* _EXERCISE DETAILS_: The records below must be written out exactly, with every picture left behind.

Data records
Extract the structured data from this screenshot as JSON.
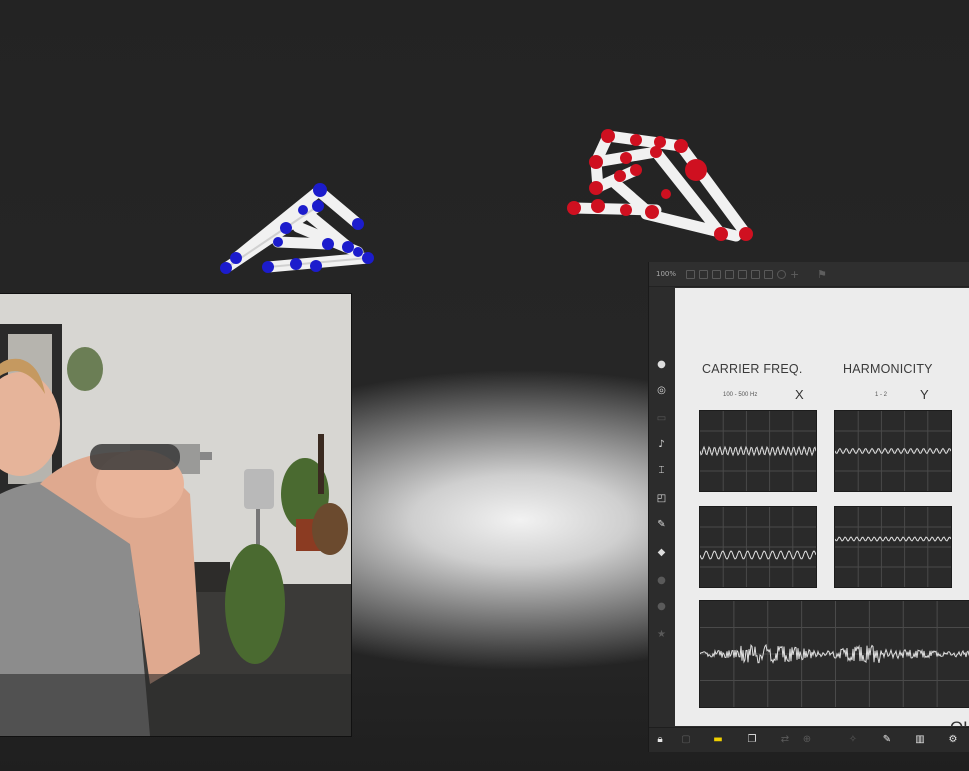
{
  "patcher": {
    "zoom": "100%",
    "toolbar_icons": [
      "new-patcher-icon",
      "copy-icon",
      "comment-icon",
      "grid-icon",
      "presentation-icon",
      "inspector-icon",
      "lock-view-icon",
      "info-icon",
      "add-icon",
      "debug-icon"
    ],
    "sidebar_icons": [
      "objects-icon",
      "settings-icon",
      "view-icon",
      "music-icon",
      "device-icon",
      "layout-icon",
      "paperclip-icon",
      "plug-icon",
      "help-icon",
      "reference-icon",
      "star-icon"
    ],
    "bottom_icons": [
      "lock-icon",
      "presentation-mode-icon",
      "chat-icon",
      "layers-icon",
      "audio-io-icon",
      "midi-icon",
      "debug-icon",
      "wrench-icon",
      "keyboard-icon",
      "mixer-icon"
    ]
  },
  "panel": {
    "carrier": {
      "title": "CARRIER FREQ.",
      "range": "100 - 500 Hz",
      "axis": "X"
    },
    "harmonicity": {
      "title": "HARMONICITY",
      "range": "1 - 2",
      "axis": "Y"
    },
    "output_label": "OU"
  },
  "colors": {
    "left_hand_joint": "#1c1ccc",
    "right_hand_joint": "#cf1020",
    "bone": "#f1f1f1",
    "scope_bg": "#2a2a2a",
    "scope_trace": "#e0e0e0",
    "canvas_bg": "#ececec"
  }
}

* _SOLVED PROBLEM_:
Extract the structured data from this screenshot as JSON.
{
  "patcher": {
    "zoom": "100%",
    "toolbar_icons": [
      "new-patcher-icon",
      "copy-icon",
      "comment-icon",
      "grid-icon",
      "presentation-icon",
      "inspector-icon",
      "lock-view-icon",
      "info-icon",
      "add-icon",
      "debug-icon"
    ],
    "sidebar_icons": [
      "objects-icon",
      "settings-icon",
      "view-icon",
      "music-icon",
      "device-icon",
      "layout-icon",
      "paperclip-icon",
      "plug-icon",
      "help-icon",
      "reference-icon",
      "star-icon"
    ],
    "bottom_icons": [
      "lock-icon",
      "presentation-mode-icon",
      "chat-icon",
      "layers-icon",
      "audio-io-icon",
      "midi-icon",
      "debug-icon",
      "wrench-icon",
      "keyboard-icon",
      "mixer-icon"
    ]
  },
  "panel": {
    "carrier": {
      "title": "CARRIER FREQ.",
      "range": "100 - 500 Hz",
      "axis": "X"
    },
    "harmonicity": {
      "title": "HARMONICITY",
      "range": "1 - 2",
      "axis": "Y"
    },
    "output_label": "OU"
  },
  "colors": {
    "left_hand_joint": "#1c1ccc",
    "right_hand_joint": "#cf1020",
    "bone": "#f1f1f1",
    "scope_bg": "#2a2a2a",
    "scope_trace": "#e0e0e0",
    "canvas_bg": "#ececec"
  }
}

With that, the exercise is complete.